**REQUIREMENTS**
Write every record out again exactly as given.

**PROVIDED INFORMATION**

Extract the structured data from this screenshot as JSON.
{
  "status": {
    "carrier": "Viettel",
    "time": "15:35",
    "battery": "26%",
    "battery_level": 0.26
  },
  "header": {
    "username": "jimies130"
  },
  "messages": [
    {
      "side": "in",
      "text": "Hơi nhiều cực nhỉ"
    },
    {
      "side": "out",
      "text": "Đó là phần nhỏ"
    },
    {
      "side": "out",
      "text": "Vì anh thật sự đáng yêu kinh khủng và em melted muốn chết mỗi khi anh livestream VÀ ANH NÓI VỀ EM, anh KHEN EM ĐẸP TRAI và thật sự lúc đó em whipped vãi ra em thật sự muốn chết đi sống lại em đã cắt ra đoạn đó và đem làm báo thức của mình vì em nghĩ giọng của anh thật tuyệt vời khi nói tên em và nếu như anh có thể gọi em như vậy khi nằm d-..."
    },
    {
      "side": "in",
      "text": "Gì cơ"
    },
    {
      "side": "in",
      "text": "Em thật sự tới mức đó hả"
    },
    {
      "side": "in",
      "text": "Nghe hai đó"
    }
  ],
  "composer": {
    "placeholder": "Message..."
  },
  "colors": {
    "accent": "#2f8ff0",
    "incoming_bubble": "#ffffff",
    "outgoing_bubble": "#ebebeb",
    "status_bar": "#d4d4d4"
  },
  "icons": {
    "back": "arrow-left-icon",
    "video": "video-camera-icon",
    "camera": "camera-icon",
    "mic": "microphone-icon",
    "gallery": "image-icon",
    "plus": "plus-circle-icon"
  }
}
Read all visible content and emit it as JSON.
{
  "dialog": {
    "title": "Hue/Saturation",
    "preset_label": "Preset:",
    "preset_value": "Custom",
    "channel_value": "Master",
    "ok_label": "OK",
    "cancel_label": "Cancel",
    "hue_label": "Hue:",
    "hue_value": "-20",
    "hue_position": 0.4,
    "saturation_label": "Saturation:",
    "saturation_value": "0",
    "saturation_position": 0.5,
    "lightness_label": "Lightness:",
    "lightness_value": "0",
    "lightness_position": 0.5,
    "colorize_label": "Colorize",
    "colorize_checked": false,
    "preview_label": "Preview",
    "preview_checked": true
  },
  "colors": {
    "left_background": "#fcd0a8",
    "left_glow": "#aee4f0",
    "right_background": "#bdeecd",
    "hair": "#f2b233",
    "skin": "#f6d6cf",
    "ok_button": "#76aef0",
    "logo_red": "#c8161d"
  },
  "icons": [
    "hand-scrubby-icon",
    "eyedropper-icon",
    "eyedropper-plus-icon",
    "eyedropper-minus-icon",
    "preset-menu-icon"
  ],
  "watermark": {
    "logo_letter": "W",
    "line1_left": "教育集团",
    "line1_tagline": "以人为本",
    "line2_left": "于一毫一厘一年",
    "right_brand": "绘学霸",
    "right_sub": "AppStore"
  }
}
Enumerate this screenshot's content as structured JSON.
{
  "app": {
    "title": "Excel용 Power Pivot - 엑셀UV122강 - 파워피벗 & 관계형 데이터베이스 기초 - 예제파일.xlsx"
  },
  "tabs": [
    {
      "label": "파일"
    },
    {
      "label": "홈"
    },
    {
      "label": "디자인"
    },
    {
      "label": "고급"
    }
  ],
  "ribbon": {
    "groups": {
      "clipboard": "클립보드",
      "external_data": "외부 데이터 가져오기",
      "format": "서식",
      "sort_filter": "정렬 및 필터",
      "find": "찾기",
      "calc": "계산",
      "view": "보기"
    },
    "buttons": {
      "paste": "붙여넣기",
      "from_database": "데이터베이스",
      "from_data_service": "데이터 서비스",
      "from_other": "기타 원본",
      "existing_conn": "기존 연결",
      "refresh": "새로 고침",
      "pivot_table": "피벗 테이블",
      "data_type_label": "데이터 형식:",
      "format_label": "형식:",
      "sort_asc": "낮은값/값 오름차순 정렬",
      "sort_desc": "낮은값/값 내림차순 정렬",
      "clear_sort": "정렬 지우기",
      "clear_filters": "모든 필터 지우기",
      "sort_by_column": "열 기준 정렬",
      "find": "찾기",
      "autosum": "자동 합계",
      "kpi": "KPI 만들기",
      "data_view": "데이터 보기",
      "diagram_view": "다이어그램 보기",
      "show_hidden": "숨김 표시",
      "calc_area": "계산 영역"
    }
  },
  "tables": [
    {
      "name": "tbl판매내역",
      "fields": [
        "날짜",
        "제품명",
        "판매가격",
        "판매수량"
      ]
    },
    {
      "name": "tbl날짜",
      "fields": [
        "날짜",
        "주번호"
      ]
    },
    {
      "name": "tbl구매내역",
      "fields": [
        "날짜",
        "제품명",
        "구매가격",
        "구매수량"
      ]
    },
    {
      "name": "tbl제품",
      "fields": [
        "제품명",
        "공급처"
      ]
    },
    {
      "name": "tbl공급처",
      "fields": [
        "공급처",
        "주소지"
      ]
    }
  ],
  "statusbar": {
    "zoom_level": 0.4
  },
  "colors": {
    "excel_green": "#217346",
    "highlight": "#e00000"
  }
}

**WRITTEN SOLUTION**
Extract the structured data from this screenshot as JSON.
{
  "status": {
    "carrier": "Viettel",
    "time": "15:35",
    "battery": "26%",
    "battery_level": 0.26
  },
  "header": {
    "username": "jimies130"
  },
  "messages": [
    {
      "side": "in",
      "text": "Hơi nhiều cực nhỉ"
    },
    {
      "side": "out",
      "text": "Đó là phần nhỏ"
    },
    {
      "side": "out",
      "text": "Vì anh thật sự đáng yêu kinh khủng và em melted muốn chết mỗi khi anh livestream VÀ ANH NÓI VỀ EM, anh KHEN EM ĐẸP TRAI và thật sự lúc đó em whipped vãi ra em thật sự muốn chết đi sống lại em đã cắt ra đoạn đó và đem làm báo thức của mình vì em nghĩ giọng của anh thật tuyệt vời khi nói tên em và nếu như anh có thể gọi em như vậy khi nằm d-..."
    },
    {
      "side": "in",
      "text": "Gì cơ"
    },
    {
      "side": "in",
      "text": "Em thật sự tới mức đó hả"
    },
    {
      "side": "in",
      "text": "Nghe hai đó"
    }
  ],
  "composer": {
    "placeholder": "Message..."
  },
  "colors": {
    "accent": "#2f8ff0",
    "incoming_bubble": "#ffffff",
    "outgoing_bubble": "#ebebeb",
    "status_bar": "#d4d4d4"
  },
  "icons": {
    "back": "arrow-left-icon",
    "video": "video-camera-icon",
    "camera": "camera-icon",
    "mic": "microphone-icon",
    "gallery": "image-icon",
    "plus": "plus-circle-icon"
  }
}
Read all visible content and emit it as JSON.
{
  "dialog": {
    "title": "Hue/Saturation",
    "preset_label": "Preset:",
    "preset_value": "Custom",
    "channel_value": "Master",
    "ok_label": "OK",
    "cancel_label": "Cancel",
    "hue_label": "Hue:",
    "hue_value": "-20",
    "hue_position": 0.4,
    "saturation_label": "Saturation:",
    "saturation_value": "0",
    "saturation_position": 0.5,
    "lightness_label": "Lightness:",
    "lightness_value": "0",
    "lightness_position": 0.5,
    "colorize_label": "Colorize",
    "colorize_checked": false,
    "preview_label": "Preview",
    "preview_checked": true
  },
  "colors": {
    "left_background": "#fcd0a8",
    "left_glow": "#aee4f0",
    "right_background": "#bdeecd",
    "hair": "#f2b233",
    "skin": "#f6d6cf",
    "ok_button": "#76aef0",
    "logo_red": "#c8161d"
  },
  "icons": [
    "hand-scrubby-icon",
    "eyedropper-icon",
    "eyedropper-plus-icon",
    "eyedropper-minus-icon",
    "preset-menu-icon"
  ],
  "watermark": {
    "logo_letter": "W",
    "line1_left": "教育集团",
    "line1_tagline": "以人为本",
    "line2_left": "于一毫一厘一年",
    "right_brand": "绘学霸",
    "right_sub": "AppStore"
  }
}
Enumerate this screenshot's content as structured JSON.
{
  "app": {
    "title": "Excel용 Power Pivot - 엑셀UV122강 - 파워피벗 & 관계형 데이터베이스 기초 - 예제파일.xlsx"
  },
  "tabs": [
    {
      "label": "파일"
    },
    {
      "label": "홈"
    },
    {
      "label": "디자인"
    },
    {
      "label": "고급"
    }
  ],
  "ribbon": {
    "groups": {
      "clipboard": "클립보드",
      "external_data": "외부 데이터 가져오기",
      "format": "서식",
      "sort_filter": "정렬 및 필터",
      "find": "찾기",
      "calc": "계산",
      "view": "보기"
    },
    "buttons": {
      "paste": "붙여넣기",
      "from_database": "데이터베이스",
      "from_data_service": "데이터 서비스",
      "from_other": "기타 원본",
      "existing_conn": "기존 연결",
      "refresh": "새로 고침",
      "pivot_table": "피벗 테이블",
      "data_type_label": "데이터 형식:",
      "format_label": "형식:",
      "sort_asc": "낮은값/값 오름차순 정렬",
      "sort_desc": "낮은값/값 내림차순 정렬",
      "clear_sort": "정렬 지우기",
      "clear_filters": "모든 필터 지우기",
      "sort_by_column": "열 기준 정렬",
      "find": "찾기",
      "autosum": "자동 합계",
      "kpi": "KPI 만들기",
      "data_view": "데이터 보기",
      "diagram_view": "다이어그램 보기",
      "show_hidden": "숨김 표시",
      "calc_area": "계산 영역"
    }
  },
  "tables": [
    {
      "name": "tbl판매내역",
      "fields": [
        "날짜",
        "제품명",
        "판매가격",
        "판매수량"
      ]
    },
    {
      "name": "tbl날짜",
      "fields": [
        "날짜",
        "주번호"
      ]
    },
    {
      "name": "tbl구매내역",
      "fields": [
        "날짜",
        "제품명",
        "구매가격",
        "구매수량"
      ]
    },
    {
      "name": "tbl제품",
      "fields": [
        "제품명",
        "공급처"
      ]
    },
    {
      "name": "tbl공급처",
      "fields": [
        "공급처",
        "주소지"
      ]
    }
  ],
  "statusbar": {
    "zoom_level": 0.4
  },
  "colors": {
    "excel_green": "#217346",
    "highlight": "#e00000"
  }
}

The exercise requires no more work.